What the task asks
The records that follow must be repeated verbatim, every one of them.

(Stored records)
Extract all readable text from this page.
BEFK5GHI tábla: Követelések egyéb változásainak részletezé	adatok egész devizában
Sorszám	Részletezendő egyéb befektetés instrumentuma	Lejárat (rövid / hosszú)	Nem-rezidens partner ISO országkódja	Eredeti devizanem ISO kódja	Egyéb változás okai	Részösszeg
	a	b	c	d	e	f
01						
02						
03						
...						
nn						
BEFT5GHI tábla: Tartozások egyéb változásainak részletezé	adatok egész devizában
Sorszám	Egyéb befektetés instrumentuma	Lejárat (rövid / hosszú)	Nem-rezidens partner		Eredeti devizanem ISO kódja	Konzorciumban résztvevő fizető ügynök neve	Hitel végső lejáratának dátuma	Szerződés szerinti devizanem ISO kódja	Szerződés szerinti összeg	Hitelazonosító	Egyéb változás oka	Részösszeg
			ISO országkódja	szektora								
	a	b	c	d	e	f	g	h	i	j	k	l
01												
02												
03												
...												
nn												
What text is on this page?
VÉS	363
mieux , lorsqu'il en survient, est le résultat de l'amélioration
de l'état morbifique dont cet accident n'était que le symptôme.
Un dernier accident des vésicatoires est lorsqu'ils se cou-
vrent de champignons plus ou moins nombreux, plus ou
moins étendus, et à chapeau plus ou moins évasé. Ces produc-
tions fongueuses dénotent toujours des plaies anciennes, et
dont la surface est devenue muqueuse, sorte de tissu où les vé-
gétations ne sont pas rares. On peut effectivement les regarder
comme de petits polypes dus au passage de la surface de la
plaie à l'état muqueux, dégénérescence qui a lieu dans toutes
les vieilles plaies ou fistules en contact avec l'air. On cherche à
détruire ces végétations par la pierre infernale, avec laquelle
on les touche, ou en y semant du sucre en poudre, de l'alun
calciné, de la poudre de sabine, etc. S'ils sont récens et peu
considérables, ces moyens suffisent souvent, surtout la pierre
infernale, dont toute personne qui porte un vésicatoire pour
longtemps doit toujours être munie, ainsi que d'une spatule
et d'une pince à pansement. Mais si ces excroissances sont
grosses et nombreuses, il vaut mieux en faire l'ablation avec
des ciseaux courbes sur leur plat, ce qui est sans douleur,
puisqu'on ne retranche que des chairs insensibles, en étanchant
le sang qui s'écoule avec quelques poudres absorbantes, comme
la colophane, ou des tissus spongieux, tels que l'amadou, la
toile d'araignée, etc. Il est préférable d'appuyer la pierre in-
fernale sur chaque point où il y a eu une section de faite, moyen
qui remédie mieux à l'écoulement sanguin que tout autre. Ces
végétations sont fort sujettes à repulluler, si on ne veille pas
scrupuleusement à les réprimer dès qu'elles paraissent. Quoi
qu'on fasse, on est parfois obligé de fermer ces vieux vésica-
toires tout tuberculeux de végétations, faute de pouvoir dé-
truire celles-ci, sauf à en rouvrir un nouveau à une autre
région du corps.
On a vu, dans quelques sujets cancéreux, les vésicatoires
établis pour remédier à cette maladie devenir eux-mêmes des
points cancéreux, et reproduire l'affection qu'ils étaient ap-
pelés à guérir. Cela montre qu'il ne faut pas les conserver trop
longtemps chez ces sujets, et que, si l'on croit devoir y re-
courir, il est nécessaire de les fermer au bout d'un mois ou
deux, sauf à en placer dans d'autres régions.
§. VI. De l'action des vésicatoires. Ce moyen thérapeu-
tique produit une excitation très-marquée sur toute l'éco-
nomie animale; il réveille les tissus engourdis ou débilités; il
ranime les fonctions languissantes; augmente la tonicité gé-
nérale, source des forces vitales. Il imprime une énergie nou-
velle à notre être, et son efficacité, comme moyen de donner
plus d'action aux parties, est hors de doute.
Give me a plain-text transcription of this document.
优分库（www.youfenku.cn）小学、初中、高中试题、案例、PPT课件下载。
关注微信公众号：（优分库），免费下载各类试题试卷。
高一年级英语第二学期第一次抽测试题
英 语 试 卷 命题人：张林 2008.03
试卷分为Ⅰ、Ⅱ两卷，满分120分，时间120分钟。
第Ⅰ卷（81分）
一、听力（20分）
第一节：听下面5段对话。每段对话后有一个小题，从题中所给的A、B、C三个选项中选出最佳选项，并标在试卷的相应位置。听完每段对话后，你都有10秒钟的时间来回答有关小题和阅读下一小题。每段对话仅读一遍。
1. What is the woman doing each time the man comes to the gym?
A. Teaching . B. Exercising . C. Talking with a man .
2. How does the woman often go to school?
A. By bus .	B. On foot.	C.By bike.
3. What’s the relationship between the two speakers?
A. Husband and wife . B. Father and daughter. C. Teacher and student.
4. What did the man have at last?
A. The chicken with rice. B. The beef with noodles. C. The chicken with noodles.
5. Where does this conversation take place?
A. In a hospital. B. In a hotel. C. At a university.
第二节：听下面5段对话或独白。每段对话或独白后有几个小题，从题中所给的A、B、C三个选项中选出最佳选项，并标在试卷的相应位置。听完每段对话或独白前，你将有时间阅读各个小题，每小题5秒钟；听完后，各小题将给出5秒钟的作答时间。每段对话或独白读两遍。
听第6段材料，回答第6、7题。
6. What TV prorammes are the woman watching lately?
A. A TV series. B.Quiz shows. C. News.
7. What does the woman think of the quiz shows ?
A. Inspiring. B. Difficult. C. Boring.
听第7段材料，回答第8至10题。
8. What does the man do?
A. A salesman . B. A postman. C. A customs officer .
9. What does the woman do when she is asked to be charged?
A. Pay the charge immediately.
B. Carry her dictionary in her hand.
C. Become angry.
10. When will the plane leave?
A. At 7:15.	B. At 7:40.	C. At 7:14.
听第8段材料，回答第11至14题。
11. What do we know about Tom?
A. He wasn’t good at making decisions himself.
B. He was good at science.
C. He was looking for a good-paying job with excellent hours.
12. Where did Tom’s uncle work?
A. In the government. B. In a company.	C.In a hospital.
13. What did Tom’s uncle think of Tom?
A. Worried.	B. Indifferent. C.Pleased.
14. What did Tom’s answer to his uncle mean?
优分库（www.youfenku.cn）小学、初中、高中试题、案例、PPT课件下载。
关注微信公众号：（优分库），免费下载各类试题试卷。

Written solution
Extract all readable text from this page.
BEFK5GHI tábla: Követelések egyéb változásainak részletezé	adatok egész devizában
Sorszám	Részletezendő egyéb befektetés instrumentuma	Lejárat (rövid / hosszú)	Nem-rezidens partner ISO országkódja	Eredeti devizanem ISO kódja	Egyéb változás okai	Részösszeg
	a	b	c	d	e	f
01						
02						
03						
...						
nn						
BEFT5GHI tábla: Tartozások egyéb változásainak részletezé	adatok egész devizában
Sorszám	Egyéb befektetés instrumentuma	Lejárat (rövid / hosszú)	Nem-rezidens partner		Eredeti devizanem ISO kódja	Konzorciumban résztvevő fizető ügynök neve	Hitel végső lejáratának dátuma	Szerződés szerinti devizanem ISO kódja	Szerződés szerinti összeg	Hitelazonosító	Egyéb változás oka	Részösszeg
			ISO országkódja	szektora								
	a	b	c	d	e	f	g	h	i	j	k	l
01												
02												
03												
...												
nn												
What text is on this page?
VÉS	363
mieux , lorsqu'il en survient, est le résultat de l'amélioration
de l'état morbifique dont cet accident n'était que le symptôme.
Un dernier accident des vésicatoires est lorsqu'ils se cou-
vrent de champignons plus ou moins nombreux, plus ou
moins étendus, et à chapeau plus ou moins évasé. Ces produc-
tions fongueuses dénotent toujours des plaies anciennes, et
dont la surface est devenue muqueuse, sorte de tissu où les vé-
gétations ne sont pas rares. On peut effectivement les regarder
comme de petits polypes dus au passage de la surface de la
plaie à l'état muqueux, dégénérescence qui a lieu dans toutes
les vieilles plaies ou fistules en contact avec l'air. On cherche à
détruire ces végétations par la pierre infernale, avec laquelle
on les touche, ou en y semant du sucre en poudre, de l'alun
calciné, de la poudre de sabine, etc. S'ils sont récens et peu
considérables, ces moyens suffisent souvent, surtout la pierre
infernale, dont toute personne qui porte un vésicatoire pour
longtemps doit toujours être munie, ainsi que d'une spatule
et d'une pince à pansement. Mais si ces excroissances sont
grosses et nombreuses, il vaut mieux en faire l'ablation avec
des ciseaux courbes sur leur plat, ce qui est sans douleur,
puisqu'on ne retranche que des chairs insensibles, en étanchant
le sang qui s'écoule avec quelques poudres absorbantes, comme
la colophane, ou des tissus spongieux, tels que l'amadou, la
toile d'araignée, etc. Il est préférable d'appuyer la pierre in-
fernale sur chaque point où il y a eu une section de faite, moyen
qui remédie mieux à l'écoulement sanguin que tout autre. Ces
végétations sont fort sujettes à repulluler, si on ne veille pas
scrupuleusement à les réprimer dès qu'elles paraissent. Quoi
qu'on fasse, on est parfois obligé de fermer ces vieux vésica-
toires tout tuberculeux de végétations, faute de pouvoir dé-
truire celles-ci, sauf à en rouvrir un nouveau à une autre
région du corps.
On a vu, dans quelques sujets cancéreux, les vésicatoires
établis pour remédier à cette maladie devenir eux-mêmes des
points cancéreux, et reproduire l'affection qu'ils étaient ap-
pelés à guérir. Cela montre qu'il ne faut pas les conserver trop
longtemps chez ces sujets, et que, si l'on croit devoir y re-
courir, il est nécessaire de les fermer au bout d'un mois ou
deux, sauf à en placer dans d'autres régions.
§. VI. De l'action des vésicatoires. Ce moyen thérapeu-
tique produit une excitation très-marquée sur toute l'éco-
nomie animale; il réveille les tissus engourdis ou débilités; il
ranime les fonctions languissantes; augmente la tonicité gé-
nérale, source des forces vitales. Il imprime une énergie nou-
velle à notre être, et son efficacité, comme moyen de donner
plus d'action aux parties, est hors de doute.
Give me a plain-text transcription of this document.
优分库（www.youfenku.cn）小学、初中、高中试题、案例、PPT课件下载。
关注微信公众号：（优分库），免费下载各类试题试卷。
高一年级英语第二学期第一次抽测试题
英 语 试 卷 命题人：张林 2008.03
试卷分为Ⅰ、Ⅱ两卷，满分120分，时间120分钟。
第Ⅰ卷（81分）
一、听力（20分）
第一节：听下面5段对话。每段对话后有一个小题，从题中所给的A、B、C三个选项中选出最佳选项，并标在试卷的相应位置。听完每段对话后，你都有10秒钟的时间来回答有关小题和阅读下一小题。每段对话仅读一遍。
1. What is the woman doing each time the man comes to the gym?
A. Teaching . B. Exercising . C. Talking with a man .
2. How does the woman often go to school?
A. By bus .	B. On foot.	C.By bike.
3. What’s the relationship between the two speakers?
A. Husband and wife . B. Father and daughter. C. Teacher and student.
4. What did the man have at last?
A. The chicken with rice. B. The beef with noodles. C. The chicken with noodles.
5. Where does this conversation take place?
A. In a hospital. B. In a hotel. C. At a university.
第二节：听下面5段对话或独白。每段对话或独白后有几个小题，从题中所给的A、B、C三个选项中选出最佳选项，并标在试卷的相应位置。听完每段对话或独白前，你将有时间阅读各个小题，每小题5秒钟；听完后，各小题将给出5秒钟的作答时间。每段对话或独白读两遍。
听第6段材料，回答第6、7题。
6. What TV prorammes are the woman watching lately?
A. A TV series. B.Quiz shows. C. News.
7. What does the woman think of the quiz shows ?
A. Inspiring. B. Difficult. C. Boring.
听第7段材料，回答第8至10题。
8. What does the man do?
A. A salesman . B. A postman. C. A customs officer .
9. What does the woman do when she is asked to be charged?
A. Pay the charge immediately.
B. Carry her dictionary in her hand.
C. Become angry.
10. When will the plane leave?
A. At 7:15.	B. At 7:40.	C. At 7:14.
听第8段材料，回答第11至14题。
11. What do we know about Tom?
A. He wasn’t good at making decisions himself.
B. He was good at science.
C. He was looking for a good-paying job with excellent hours.
12. Where did Tom’s uncle work?
A. In the government. B. In a company.	C.In a hospital.
13. What did Tom’s uncle think of Tom?
A. Worried.	B. Indifferent. C.Pleased.
14. What did Tom’s answer to his uncle mean?
优分库（www.youfenku.cn）小学、初中、高中试题、案例、PPT课件下载。
关注微信公众号：（优分库），免费下载各类试题试卷。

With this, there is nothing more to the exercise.